Task:
Repeat the whole listing exactly.

Material supplied:
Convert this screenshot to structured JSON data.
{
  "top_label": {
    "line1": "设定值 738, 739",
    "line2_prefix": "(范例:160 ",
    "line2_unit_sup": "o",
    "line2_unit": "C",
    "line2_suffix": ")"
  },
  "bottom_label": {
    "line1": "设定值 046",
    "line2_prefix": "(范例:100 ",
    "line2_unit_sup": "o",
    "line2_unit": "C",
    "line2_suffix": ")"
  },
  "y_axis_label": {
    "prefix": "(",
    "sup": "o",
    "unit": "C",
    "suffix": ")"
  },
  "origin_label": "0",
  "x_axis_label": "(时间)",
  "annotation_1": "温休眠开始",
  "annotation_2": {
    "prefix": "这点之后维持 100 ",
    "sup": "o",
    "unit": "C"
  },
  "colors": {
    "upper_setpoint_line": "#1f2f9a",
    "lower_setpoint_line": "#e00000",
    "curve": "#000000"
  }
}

Solution below:
Convert this screenshot to structured JSON data.
{
  "top_label": {
    "line1": "设定值 738, 739",
    "line2_prefix": "(范例:160 ",
    "line2_unit_sup": "o",
    "line2_unit": "C",
    "line2_suffix": ")"
  },
  "bottom_label": {
    "line1": "设定值 046",
    "line2_prefix": "(范例:100 ",
    "line2_unit_sup": "o",
    "line2_unit": "C",
    "line2_suffix": ")"
  },
  "y_axis_label": {
    "prefix": "(",
    "sup": "o",
    "unit": "C",
    "suffix": ")"
  },
  "origin_label": "0",
  "x_axis_label": "(时间)",
  "annotation_1": "温休眠开始",
  "annotation_2": {
    "prefix": "这点之后维持 100 ",
    "sup": "o",
    "unit": "C"
  },
  "colors": {
    "upper_setpoint_line": "#1f2f9a",
    "lower_setpoint_line": "#e00000",
    "curve": "#000000"
  }
}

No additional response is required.